=== Directions for this task ===
Extract the records below word for word and ignore the images.

=== Dataset records ===
◇ ◇ ◇ ◇ ◇ ◇ ◇

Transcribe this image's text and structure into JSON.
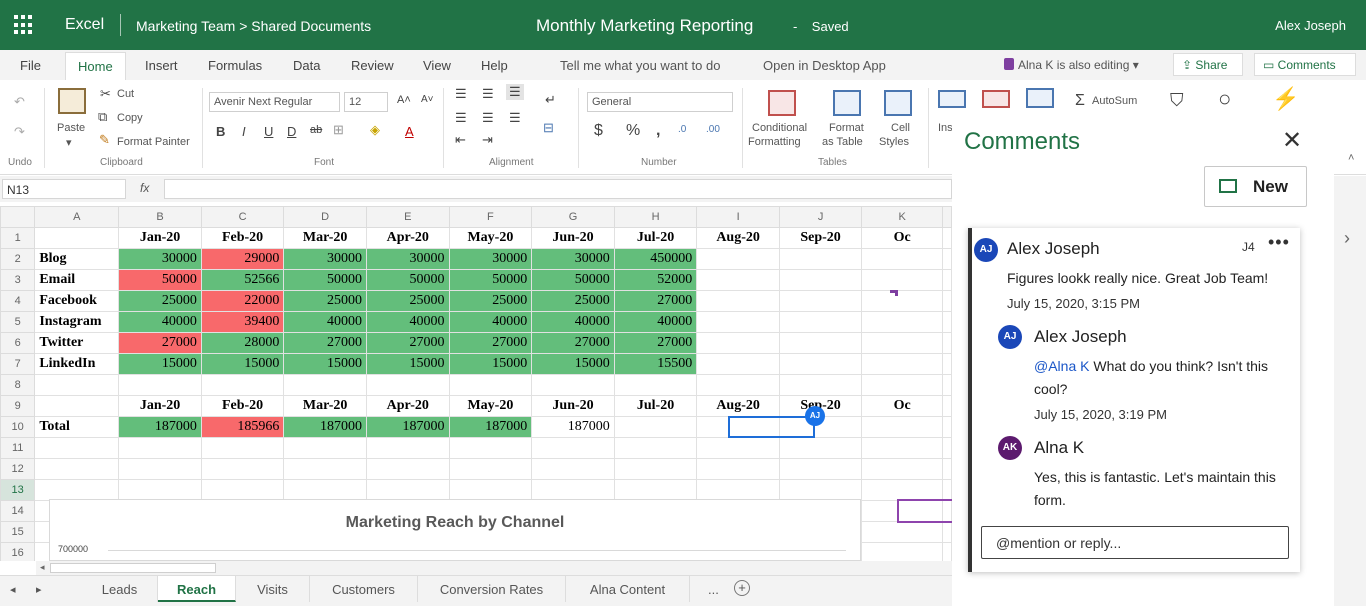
{
  "titlebar": {
    "app": "Excel",
    "breadcrumb": "Marketing Team > Shared Documents",
    "document": "Monthly Marketing Reporting",
    "dash": "-",
    "status": "Saved",
    "user": "Alex Joseph"
  },
  "menu": {
    "tabs": [
      "File",
      "Home",
      "Insert",
      "Formulas",
      "Data",
      "Review",
      "View",
      "Help"
    ],
    "tellme": "Tell me what you want to do",
    "open_desktop": "Open in Desktop App",
    "editing": "Alna K is also editing",
    "share": "Share",
    "comments": "Comments"
  },
  "ribbon": {
    "undo": "Undo",
    "paste": "Paste",
    "cut": "Cut",
    "copy": "Copy",
    "format_painter": "Format Painter",
    "clipboard": "Clipboard",
    "font_name": "Avenir Next Regular",
    "font_size": "12",
    "font": "Font",
    "alignment": "Alignment",
    "number_format": "General",
    "number": "Number",
    "conditional_formatting_1": "Conditional",
    "conditional_formatting_2": "Formatting",
    "format_as_table_1": "Format",
    "format_as_table_2": "as Table",
    "cell_styles_1": "Cell",
    "cell_styles_2": "Styles",
    "tables": "Tables",
    "insert_partial": "Ins",
    "autosum": "AutoSum"
  },
  "formula_bar": {
    "name_box": "N13",
    "fx": "fx"
  },
  "grid": {
    "columns": [
      "A",
      "B",
      "C",
      "D",
      "E",
      "F",
      "G",
      "H",
      "I",
      "J",
      "K"
    ],
    "row_numbers": [
      "1",
      "2",
      "3",
      "4",
      "5",
      "6",
      "7",
      "8",
      "9",
      "10",
      "11",
      "12",
      "13",
      "14",
      "15",
      "16"
    ],
    "months_top": [
      "Jan-20",
      "Feb-20",
      "Mar-20",
      "Apr-20",
      "May-20",
      "Jun-20",
      "Jul-20",
      "Aug-20",
      "Sep-20",
      "Oc"
    ],
    "channels": [
      {
        "name": "Blog",
        "values": [
          "30000",
          "29000",
          "30000",
          "30000",
          "30000",
          "30000",
          "450000"
        ]
      },
      {
        "name": "Email",
        "values": [
          "50000",
          "52566",
          "50000",
          "50000",
          "50000",
          "50000",
          "52000"
        ]
      },
      {
        "name": "Facebook",
        "values": [
          "25000",
          "22000",
          "25000",
          "25000",
          "25000",
          "25000",
          "27000"
        ]
      },
      {
        "name": "Instagram",
        "values": [
          "40000",
          "39400",
          "40000",
          "40000",
          "40000",
          "40000",
          "40000"
        ]
      },
      {
        "name": "Twitter",
        "values": [
          "27000",
          "28000",
          "27000",
          "27000",
          "27000",
          "27000",
          "27000"
        ]
      },
      {
        "name": "LinkedIn",
        "values": [
          "15000",
          "15000",
          "15000",
          "15000",
          "15000",
          "15000",
          "15500"
        ]
      }
    ],
    "cell_colors": [
      [
        "#63be7b",
        "#f8696b",
        "#63be7b",
        "#63be7b",
        "#63be7b",
        "#63be7b",
        "#63be7b"
      ],
      [
        "#f8696b",
        "#63be7b",
        "#63be7b",
        "#63be7b",
        "#63be7b",
        "#63be7b",
        "#63be7b"
      ],
      [
        "#63be7b",
        "#f8696b",
        "#63be7b",
        "#63be7b",
        "#63be7b",
        "#63be7b",
        "#63be7b"
      ],
      [
        "#63be7b",
        "#f8696b",
        "#63be7b",
        "#63be7b",
        "#63be7b",
        "#63be7b",
        "#63be7b"
      ],
      [
        "#f8696b",
        "#63be7b",
        "#63be7b",
        "#63be7b",
        "#63be7b",
        "#63be7b",
        "#63be7b"
      ],
      [
        "#63be7b",
        "#63be7b",
        "#63be7b",
        "#63be7b",
        "#63be7b",
        "#63be7b",
        "#63be7b"
      ]
    ],
    "months_total": [
      "Jan-20",
      "Feb-20",
      "Mar-20",
      "Apr-20",
      "May-20",
      "Jun-20",
      "Jul-20",
      "Aug-20",
      "Sep-20",
      "Oc"
    ],
    "total_label": "Total",
    "totals": [
      "187000",
      "185966",
      "187000",
      "187000",
      "187000",
      "187000"
    ],
    "total_colors": [
      "#63be7b",
      "#f8696b",
      "#63be7b",
      "#63be7b",
      "#63be7b",
      ""
    ],
    "selection_marker": "AJ"
  },
  "chart": {
    "title": "Marketing Reach by Channel",
    "ytick": "700000"
  },
  "sheets": {
    "tabs": [
      "Leads",
      "Reach",
      "Visits",
      "Customers",
      "Conversion Rates",
      "Alna Content"
    ],
    "active": "Reach",
    "more": "..."
  },
  "comments_pane": {
    "title": "Comments",
    "new_button": "New",
    "cell_ref": "J4",
    "comments": [
      {
        "initials": "AJ",
        "author": "Alex Joseph",
        "avatar_color": "#1a47b8",
        "text": "Figures lookk really nice. Great Job Team!",
        "date": "July 15, 2020, 3:15 PM"
      },
      {
        "initials": "AJ",
        "author": "Alex Joseph",
        "avatar_color": "#1a47b8",
        "mention": "@Alna K",
        "text_line1": " What do you think? Isn't this",
        "text_line2": "cool?",
        "date": "July 15, 2020, 3:19 PM"
      },
      {
        "initials": "AK",
        "author": "Alna K",
        "avatar_color": "#5c1a6e",
        "text_line1": "Yes, this is fantastic. Let's maintain this",
        "text_line2": "form."
      }
    ],
    "reply_placeholder": "@mention or reply..."
  }
}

◇ ◇ ◇ ◇ ◇ ◇ ◇

=== Output of the task ===
Transcribe this image's text and structure into JSON.
{
  "titlebar": {
    "app": "Excel",
    "breadcrumb": "Marketing Team > Shared Documents",
    "document": "Monthly Marketing Reporting",
    "dash": "-",
    "status": "Saved",
    "user": "Alex Joseph"
  },
  "menu": {
    "tabs": [
      "File",
      "Home",
      "Insert",
      "Formulas",
      "Data",
      "Review",
      "View",
      "Help"
    ],
    "tellme": "Tell me what you want to do",
    "open_desktop": "Open in Desktop App",
    "editing": "Alna K is also editing",
    "share": "Share",
    "comments": "Comments"
  },
  "ribbon": {
    "undo": "Undo",
    "paste": "Paste",
    "cut": "Cut",
    "copy": "Copy",
    "format_painter": "Format Painter",
    "clipboard": "Clipboard",
    "font_name": "Avenir Next Regular",
    "font_size": "12",
    "font": "Font",
    "alignment": "Alignment",
    "number_format": "General",
    "number": "Number",
    "conditional_formatting_1": "Conditional",
    "conditional_formatting_2": "Formatting",
    "format_as_table_1": "Format",
    "format_as_table_2": "as Table",
    "cell_styles_1": "Cell",
    "cell_styles_2": "Styles",
    "tables": "Tables",
    "insert_partial": "Ins",
    "autosum": "AutoSum"
  },
  "formula_bar": {
    "name_box": "N13",
    "fx": "fx"
  },
  "grid": {
    "columns": [
      "A",
      "B",
      "C",
      "D",
      "E",
      "F",
      "G",
      "H",
      "I",
      "J",
      "K"
    ],
    "row_numbers": [
      "1",
      "2",
      "3",
      "4",
      "5",
      "6",
      "7",
      "8",
      "9",
      "10",
      "11",
      "12",
      "13",
      "14",
      "15",
      "16"
    ],
    "months_top": [
      "Jan-20",
      "Feb-20",
      "Mar-20",
      "Apr-20",
      "May-20",
      "Jun-20",
      "Jul-20",
      "Aug-20",
      "Sep-20",
      "Oc"
    ],
    "channels": [
      {
        "name": "Blog",
        "values": [
          "30000",
          "29000",
          "30000",
          "30000",
          "30000",
          "30000",
          "450000"
        ]
      },
      {
        "name": "Email",
        "values": [
          "50000",
          "52566",
          "50000",
          "50000",
          "50000",
          "50000",
          "52000"
        ]
      },
      {
        "name": "Facebook",
        "values": [
          "25000",
          "22000",
          "25000",
          "25000",
          "25000",
          "25000",
          "27000"
        ]
      },
      {
        "name": "Instagram",
        "values": [
          "40000",
          "39400",
          "40000",
          "40000",
          "40000",
          "40000",
          "40000"
        ]
      },
      {
        "name": "Twitter",
        "values": [
          "27000",
          "28000",
          "27000",
          "27000",
          "27000",
          "27000",
          "27000"
        ]
      },
      {
        "name": "LinkedIn",
        "values": [
          "15000",
          "15000",
          "15000",
          "15000",
          "15000",
          "15000",
          "15500"
        ]
      }
    ],
    "cell_colors": [
      [
        "#63be7b",
        "#f8696b",
        "#63be7b",
        "#63be7b",
        "#63be7b",
        "#63be7b",
        "#63be7b"
      ],
      [
        "#f8696b",
        "#63be7b",
        "#63be7b",
        "#63be7b",
        "#63be7b",
        "#63be7b",
        "#63be7b"
      ],
      [
        "#63be7b",
        "#f8696b",
        "#63be7b",
        "#63be7b",
        "#63be7b",
        "#63be7b",
        "#63be7b"
      ],
      [
        "#63be7b",
        "#f8696b",
        "#63be7b",
        "#63be7b",
        "#63be7b",
        "#63be7b",
        "#63be7b"
      ],
      [
        "#f8696b",
        "#63be7b",
        "#63be7b",
        "#63be7b",
        "#63be7b",
        "#63be7b",
        "#63be7b"
      ],
      [
        "#63be7b",
        "#63be7b",
        "#63be7b",
        "#63be7b",
        "#63be7b",
        "#63be7b",
        "#63be7b"
      ]
    ],
    "months_total": [
      "Jan-20",
      "Feb-20",
      "Mar-20",
      "Apr-20",
      "May-20",
      "Jun-20",
      "Jul-20",
      "Aug-20",
      "Sep-20",
      "Oc"
    ],
    "total_label": "Total",
    "totals": [
      "187000",
      "185966",
      "187000",
      "187000",
      "187000",
      "187000"
    ],
    "total_colors": [
      "#63be7b",
      "#f8696b",
      "#63be7b",
      "#63be7b",
      "#63be7b",
      ""
    ],
    "selection_marker": "AJ"
  },
  "chart": {
    "title": "Marketing Reach by Channel",
    "ytick": "700000"
  },
  "sheets": {
    "tabs": [
      "Leads",
      "Reach",
      "Visits",
      "Customers",
      "Conversion Rates",
      "Alna Content"
    ],
    "active": "Reach",
    "more": "..."
  },
  "comments_pane": {
    "title": "Comments",
    "new_button": "New",
    "cell_ref": "J4",
    "comments": [
      {
        "initials": "AJ",
        "author": "Alex Joseph",
        "avatar_color": "#1a47b8",
        "text": "Figures lookk really nice. Great Job Team!",
        "date": "July 15, 2020, 3:15 PM"
      },
      {
        "initials": "AJ",
        "author": "Alex Joseph",
        "avatar_color": "#1a47b8",
        "mention": "@Alna K",
        "text_line1": " What do you think? Isn't this",
        "text_line2": "cool?",
        "date": "July 15, 2020, 3:19 PM"
      },
      {
        "initials": "AK",
        "author": "Alna K",
        "avatar_color": "#5c1a6e",
        "text_line1": "Yes, this is fantastic. Let's maintain this",
        "text_line2": "form."
      }
    ],
    "reply_placeholder": "@mention or reply..."
  }
}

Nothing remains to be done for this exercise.